Entries with figure data:
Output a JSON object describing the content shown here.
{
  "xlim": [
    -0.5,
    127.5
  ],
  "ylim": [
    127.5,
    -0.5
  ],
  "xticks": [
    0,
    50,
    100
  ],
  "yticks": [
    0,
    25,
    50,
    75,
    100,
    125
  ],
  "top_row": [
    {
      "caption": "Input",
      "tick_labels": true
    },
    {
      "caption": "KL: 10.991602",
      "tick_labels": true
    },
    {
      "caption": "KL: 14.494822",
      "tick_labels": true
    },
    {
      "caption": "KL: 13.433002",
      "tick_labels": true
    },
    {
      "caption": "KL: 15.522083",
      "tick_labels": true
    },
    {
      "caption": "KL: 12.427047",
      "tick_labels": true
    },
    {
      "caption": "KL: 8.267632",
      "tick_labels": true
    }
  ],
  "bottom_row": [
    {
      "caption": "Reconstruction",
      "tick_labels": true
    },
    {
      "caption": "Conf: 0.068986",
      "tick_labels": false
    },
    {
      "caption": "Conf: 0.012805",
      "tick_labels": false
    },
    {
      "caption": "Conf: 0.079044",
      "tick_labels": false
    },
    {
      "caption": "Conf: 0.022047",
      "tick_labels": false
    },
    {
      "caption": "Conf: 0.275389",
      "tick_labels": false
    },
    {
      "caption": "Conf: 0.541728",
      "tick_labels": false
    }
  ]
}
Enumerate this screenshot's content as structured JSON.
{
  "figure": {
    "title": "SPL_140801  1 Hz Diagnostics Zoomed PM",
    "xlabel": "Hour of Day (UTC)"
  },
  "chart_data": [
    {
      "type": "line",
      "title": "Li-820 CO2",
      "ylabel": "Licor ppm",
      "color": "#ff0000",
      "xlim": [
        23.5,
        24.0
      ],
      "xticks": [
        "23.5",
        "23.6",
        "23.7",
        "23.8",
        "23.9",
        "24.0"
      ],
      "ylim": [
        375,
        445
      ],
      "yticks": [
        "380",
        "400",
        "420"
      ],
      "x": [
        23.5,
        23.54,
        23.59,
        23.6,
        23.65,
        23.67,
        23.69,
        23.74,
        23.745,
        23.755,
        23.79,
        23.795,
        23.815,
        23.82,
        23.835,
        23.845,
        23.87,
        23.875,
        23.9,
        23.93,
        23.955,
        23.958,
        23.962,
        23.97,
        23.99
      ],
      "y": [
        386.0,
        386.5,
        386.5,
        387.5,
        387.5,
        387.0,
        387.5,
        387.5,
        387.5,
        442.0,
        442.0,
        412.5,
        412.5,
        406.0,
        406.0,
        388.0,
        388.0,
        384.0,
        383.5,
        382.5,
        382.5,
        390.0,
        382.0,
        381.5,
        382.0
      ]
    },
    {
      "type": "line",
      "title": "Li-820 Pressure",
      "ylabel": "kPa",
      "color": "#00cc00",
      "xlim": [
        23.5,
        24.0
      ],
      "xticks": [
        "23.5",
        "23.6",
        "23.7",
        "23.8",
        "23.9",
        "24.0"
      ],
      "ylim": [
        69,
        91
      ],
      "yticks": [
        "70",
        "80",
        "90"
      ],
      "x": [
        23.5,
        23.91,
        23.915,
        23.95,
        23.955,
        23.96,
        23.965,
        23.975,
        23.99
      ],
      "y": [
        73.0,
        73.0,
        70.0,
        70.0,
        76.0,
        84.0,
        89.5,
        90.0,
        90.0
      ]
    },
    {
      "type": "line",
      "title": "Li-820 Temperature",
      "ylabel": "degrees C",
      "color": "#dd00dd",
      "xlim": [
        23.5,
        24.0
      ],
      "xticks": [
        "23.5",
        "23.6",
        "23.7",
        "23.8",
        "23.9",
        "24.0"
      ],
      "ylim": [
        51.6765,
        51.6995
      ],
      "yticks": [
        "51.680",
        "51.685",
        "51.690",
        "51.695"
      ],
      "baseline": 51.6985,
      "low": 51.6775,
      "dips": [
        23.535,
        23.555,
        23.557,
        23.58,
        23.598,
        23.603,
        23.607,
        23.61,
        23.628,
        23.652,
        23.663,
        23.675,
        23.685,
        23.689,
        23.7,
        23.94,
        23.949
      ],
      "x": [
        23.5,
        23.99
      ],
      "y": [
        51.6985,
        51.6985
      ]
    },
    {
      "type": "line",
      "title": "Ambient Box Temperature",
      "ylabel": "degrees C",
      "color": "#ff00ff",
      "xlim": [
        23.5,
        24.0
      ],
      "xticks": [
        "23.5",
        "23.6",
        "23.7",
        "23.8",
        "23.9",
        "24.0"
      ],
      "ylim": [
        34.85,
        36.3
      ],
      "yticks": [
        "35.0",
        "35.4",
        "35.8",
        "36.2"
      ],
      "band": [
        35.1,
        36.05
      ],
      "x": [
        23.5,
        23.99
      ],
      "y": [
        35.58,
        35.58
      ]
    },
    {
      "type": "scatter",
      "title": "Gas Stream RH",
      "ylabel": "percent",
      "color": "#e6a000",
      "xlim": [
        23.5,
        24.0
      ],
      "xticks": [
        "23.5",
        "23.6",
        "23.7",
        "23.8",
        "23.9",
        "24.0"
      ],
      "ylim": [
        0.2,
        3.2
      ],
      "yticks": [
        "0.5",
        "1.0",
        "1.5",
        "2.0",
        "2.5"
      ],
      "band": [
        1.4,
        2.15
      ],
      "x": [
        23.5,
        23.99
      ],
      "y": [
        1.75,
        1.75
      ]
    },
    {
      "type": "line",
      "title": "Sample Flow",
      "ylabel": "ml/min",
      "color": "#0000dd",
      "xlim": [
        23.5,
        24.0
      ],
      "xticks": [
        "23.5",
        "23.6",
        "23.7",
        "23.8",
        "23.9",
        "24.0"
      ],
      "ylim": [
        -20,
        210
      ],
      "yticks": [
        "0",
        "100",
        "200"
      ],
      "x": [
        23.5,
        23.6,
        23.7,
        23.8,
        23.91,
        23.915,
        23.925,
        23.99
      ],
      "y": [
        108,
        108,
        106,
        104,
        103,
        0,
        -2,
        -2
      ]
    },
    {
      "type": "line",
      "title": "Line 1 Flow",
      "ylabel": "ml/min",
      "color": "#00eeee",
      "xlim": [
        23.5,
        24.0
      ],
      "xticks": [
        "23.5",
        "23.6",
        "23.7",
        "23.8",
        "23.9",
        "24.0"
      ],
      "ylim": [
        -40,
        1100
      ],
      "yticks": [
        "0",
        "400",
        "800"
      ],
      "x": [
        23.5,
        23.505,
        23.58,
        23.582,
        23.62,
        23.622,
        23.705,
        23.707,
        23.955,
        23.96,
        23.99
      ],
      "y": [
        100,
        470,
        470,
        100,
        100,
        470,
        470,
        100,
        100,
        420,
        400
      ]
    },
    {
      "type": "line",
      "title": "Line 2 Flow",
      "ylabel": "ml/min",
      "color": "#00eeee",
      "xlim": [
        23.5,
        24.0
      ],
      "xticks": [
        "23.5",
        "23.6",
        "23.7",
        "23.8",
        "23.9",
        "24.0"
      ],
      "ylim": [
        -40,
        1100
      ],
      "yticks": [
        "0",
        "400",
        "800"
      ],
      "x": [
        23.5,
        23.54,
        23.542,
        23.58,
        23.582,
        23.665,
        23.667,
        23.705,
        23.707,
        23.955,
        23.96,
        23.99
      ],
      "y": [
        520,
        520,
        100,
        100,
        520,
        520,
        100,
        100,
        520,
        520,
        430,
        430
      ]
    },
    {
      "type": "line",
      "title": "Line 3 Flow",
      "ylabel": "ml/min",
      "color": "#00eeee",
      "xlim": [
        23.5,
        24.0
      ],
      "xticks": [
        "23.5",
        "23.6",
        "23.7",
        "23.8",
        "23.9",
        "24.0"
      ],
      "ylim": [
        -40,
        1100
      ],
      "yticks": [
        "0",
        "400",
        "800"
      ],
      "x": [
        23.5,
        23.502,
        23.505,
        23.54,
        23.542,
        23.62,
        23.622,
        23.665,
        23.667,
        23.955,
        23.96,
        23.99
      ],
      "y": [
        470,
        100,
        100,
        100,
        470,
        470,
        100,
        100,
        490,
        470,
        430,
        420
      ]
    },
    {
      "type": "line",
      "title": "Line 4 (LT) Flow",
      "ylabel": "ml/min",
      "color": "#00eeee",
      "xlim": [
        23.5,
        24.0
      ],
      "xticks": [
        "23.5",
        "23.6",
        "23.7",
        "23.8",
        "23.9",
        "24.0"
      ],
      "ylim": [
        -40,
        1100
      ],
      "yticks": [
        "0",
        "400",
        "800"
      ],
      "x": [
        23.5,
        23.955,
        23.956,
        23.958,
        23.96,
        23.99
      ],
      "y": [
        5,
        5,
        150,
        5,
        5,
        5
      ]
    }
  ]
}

Task goal:
What is the number of lines in the data above that include the word "title"? Answer with that number only.

Finished exercise:
11